### [Directive]
Can the data below be set down again exactly, line for line?

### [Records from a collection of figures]

■ ■ ■ ■ ■ ■ ■

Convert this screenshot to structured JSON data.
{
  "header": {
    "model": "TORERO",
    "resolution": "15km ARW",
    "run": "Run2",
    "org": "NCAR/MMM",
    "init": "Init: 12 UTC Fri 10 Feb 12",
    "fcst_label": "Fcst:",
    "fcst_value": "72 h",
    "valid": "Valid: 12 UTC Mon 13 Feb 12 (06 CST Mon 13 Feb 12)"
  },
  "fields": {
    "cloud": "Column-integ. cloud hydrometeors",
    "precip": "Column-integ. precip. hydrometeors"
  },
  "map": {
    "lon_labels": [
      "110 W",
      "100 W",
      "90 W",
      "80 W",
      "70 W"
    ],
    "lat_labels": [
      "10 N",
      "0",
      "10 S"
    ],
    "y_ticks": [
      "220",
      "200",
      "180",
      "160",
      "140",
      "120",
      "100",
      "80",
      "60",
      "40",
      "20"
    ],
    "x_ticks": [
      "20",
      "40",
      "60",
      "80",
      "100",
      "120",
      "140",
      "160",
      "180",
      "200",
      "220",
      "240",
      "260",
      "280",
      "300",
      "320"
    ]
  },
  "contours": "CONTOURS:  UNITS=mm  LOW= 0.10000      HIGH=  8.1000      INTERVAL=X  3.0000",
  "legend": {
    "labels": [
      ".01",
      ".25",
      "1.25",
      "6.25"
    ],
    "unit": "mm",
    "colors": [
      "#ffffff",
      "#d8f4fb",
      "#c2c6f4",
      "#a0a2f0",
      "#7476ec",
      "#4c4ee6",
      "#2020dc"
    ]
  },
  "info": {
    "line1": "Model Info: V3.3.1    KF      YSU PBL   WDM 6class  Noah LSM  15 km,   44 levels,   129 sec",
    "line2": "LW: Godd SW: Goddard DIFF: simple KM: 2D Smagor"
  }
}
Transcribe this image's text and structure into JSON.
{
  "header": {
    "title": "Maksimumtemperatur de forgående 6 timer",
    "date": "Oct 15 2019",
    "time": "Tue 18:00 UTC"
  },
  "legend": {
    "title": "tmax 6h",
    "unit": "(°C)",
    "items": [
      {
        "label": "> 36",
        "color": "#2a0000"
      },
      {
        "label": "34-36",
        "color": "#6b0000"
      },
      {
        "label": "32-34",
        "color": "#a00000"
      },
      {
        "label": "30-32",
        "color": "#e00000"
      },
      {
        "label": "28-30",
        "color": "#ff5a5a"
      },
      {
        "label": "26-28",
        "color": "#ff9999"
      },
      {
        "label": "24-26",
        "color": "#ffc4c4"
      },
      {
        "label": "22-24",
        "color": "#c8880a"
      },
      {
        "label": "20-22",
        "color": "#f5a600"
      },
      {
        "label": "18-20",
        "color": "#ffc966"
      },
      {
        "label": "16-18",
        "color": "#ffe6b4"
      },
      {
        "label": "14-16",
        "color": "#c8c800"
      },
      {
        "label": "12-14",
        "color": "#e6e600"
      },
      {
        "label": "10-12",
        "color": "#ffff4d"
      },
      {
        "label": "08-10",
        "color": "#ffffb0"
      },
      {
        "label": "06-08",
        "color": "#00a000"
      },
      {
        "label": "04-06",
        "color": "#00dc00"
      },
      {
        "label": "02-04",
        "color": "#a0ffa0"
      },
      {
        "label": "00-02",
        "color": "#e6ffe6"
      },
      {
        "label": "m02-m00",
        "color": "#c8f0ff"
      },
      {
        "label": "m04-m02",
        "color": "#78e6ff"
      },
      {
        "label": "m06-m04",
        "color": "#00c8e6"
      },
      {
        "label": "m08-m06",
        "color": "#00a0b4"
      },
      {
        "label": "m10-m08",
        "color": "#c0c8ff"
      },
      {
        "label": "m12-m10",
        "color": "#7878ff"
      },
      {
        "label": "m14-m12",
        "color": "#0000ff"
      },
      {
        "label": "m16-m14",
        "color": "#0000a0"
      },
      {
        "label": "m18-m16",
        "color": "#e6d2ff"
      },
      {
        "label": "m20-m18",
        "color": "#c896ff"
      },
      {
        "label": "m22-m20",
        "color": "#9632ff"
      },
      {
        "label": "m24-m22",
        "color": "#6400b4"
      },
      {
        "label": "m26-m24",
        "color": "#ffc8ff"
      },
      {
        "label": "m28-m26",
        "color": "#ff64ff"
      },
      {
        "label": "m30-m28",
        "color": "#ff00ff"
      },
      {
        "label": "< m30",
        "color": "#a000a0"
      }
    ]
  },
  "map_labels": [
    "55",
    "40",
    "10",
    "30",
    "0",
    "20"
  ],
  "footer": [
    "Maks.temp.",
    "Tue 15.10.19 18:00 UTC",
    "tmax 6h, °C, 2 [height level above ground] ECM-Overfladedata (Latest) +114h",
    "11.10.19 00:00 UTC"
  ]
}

■ ■ ■ ■ ■ ■ ■

### [Result of the task]
Convert this screenshot to structured JSON data.
{
  "header": {
    "model": "TORERO",
    "resolution": "15km ARW",
    "run": "Run2",
    "org": "NCAR/MMM",
    "init": "Init: 12 UTC Fri 10 Feb 12",
    "fcst_label": "Fcst:",
    "fcst_value": "72 h",
    "valid": "Valid: 12 UTC Mon 13 Feb 12 (06 CST Mon 13 Feb 12)"
  },
  "fields": {
    "cloud": "Column-integ. cloud hydrometeors",
    "precip": "Column-integ. precip. hydrometeors"
  },
  "map": {
    "lon_labels": [
      "110 W",
      "100 W",
      "90 W",
      "80 W",
      "70 W"
    ],
    "lat_labels": [
      "10 N",
      "0",
      "10 S"
    ],
    "y_ticks": [
      "220",
      "200",
      "180",
      "160",
      "140",
      "120",
      "100",
      "80",
      "60",
      "40",
      "20"
    ],
    "x_ticks": [
      "20",
      "40",
      "60",
      "80",
      "100",
      "120",
      "140",
      "160",
      "180",
      "200",
      "220",
      "240",
      "260",
      "280",
      "300",
      "320"
    ]
  },
  "contours": "CONTOURS:  UNITS=mm  LOW= 0.10000      HIGH=  8.1000      INTERVAL=X  3.0000",
  "legend": {
    "labels": [
      ".01",
      ".25",
      "1.25",
      "6.25"
    ],
    "unit": "mm",
    "colors": [
      "#ffffff",
      "#d8f4fb",
      "#c2c6f4",
      "#a0a2f0",
      "#7476ec",
      "#4c4ee6",
      "#2020dc"
    ]
  },
  "info": {
    "line1": "Model Info: V3.3.1    KF      YSU PBL   WDM 6class  Noah LSM  15 km,   44 levels,   129 sec",
    "line2": "LW: Godd SW: Goddard DIFF: simple KM: 2D Smagor"
  }
}
Transcribe this image's text and structure into JSON.
{
  "header": {
    "title": "Maksimumtemperatur de forgående 6 timer",
    "date": "Oct 15 2019",
    "time": "Tue 18:00 UTC"
  },
  "legend": {
    "title": "tmax 6h",
    "unit": "(°C)",
    "items": [
      {
        "label": "> 36",
        "color": "#2a0000"
      },
      {
        "label": "34-36",
        "color": "#6b0000"
      },
      {
        "label": "32-34",
        "color": "#a00000"
      },
      {
        "label": "30-32",
        "color": "#e00000"
      },
      {
        "label": "28-30",
        "color": "#ff5a5a"
      },
      {
        "label": "26-28",
        "color": "#ff9999"
      },
      {
        "label": "24-26",
        "color": "#ffc4c4"
      },
      {
        "label": "22-24",
        "color": "#c8880a"
      },
      {
        "label": "20-22",
        "color": "#f5a600"
      },
      {
        "label": "18-20",
        "color": "#ffc966"
      },
      {
        "label": "16-18",
        "color": "#ffe6b4"
      },
      {
        "label": "14-16",
        "color": "#c8c800"
      },
      {
        "label": "12-14",
        "color": "#e6e600"
      },
      {
        "label": "10-12",
        "color": "#ffff4d"
      },
      {
        "label": "08-10",
        "color": "#ffffb0"
      },
      {
        "label": "06-08",
        "color": "#00a000"
      },
      {
        "label": "04-06",
        "color": "#00dc00"
      },
      {
        "label": "02-04",
        "color": "#a0ffa0"
      },
      {
        "label": "00-02",
        "color": "#e6ffe6"
      },
      {
        "label": "m02-m00",
        "color": "#c8f0ff"
      },
      {
        "label": "m04-m02",
        "color": "#78e6ff"
      },
      {
        "label": "m06-m04",
        "color": "#00c8e6"
      },
      {
        "label": "m08-m06",
        "color": "#00a0b4"
      },
      {
        "label": "m10-m08",
        "color": "#c0c8ff"
      },
      {
        "label": "m12-m10",
        "color": "#7878ff"
      },
      {
        "label": "m14-m12",
        "color": "#0000ff"
      },
      {
        "label": "m16-m14",
        "color": "#0000a0"
      },
      {
        "label": "m18-m16",
        "color": "#e6d2ff"
      },
      {
        "label": "m20-m18",
        "color": "#c896ff"
      },
      {
        "label": "m22-m20",
        "color": "#9632ff"
      },
      {
        "label": "m24-m22",
        "color": "#6400b4"
      },
      {
        "label": "m26-m24",
        "color": "#ffc8ff"
      },
      {
        "label": "m28-m26",
        "color": "#ff64ff"
      },
      {
        "label": "m30-m28",
        "color": "#ff00ff"
      },
      {
        "label": "< m30",
        "color": "#a000a0"
      }
    ]
  },
  "map_labels": [
    "55",
    "40",
    "10",
    "30",
    "0",
    "20"
  ],
  "footer": [
    "Maks.temp.",
    "Tue 15.10.19 18:00 UTC",
    "tmax 6h, °C, 2 [height level above ground] ECM-Overfladedata (Latest) +114h",
    "11.10.19 00:00 UTC"
  ]
}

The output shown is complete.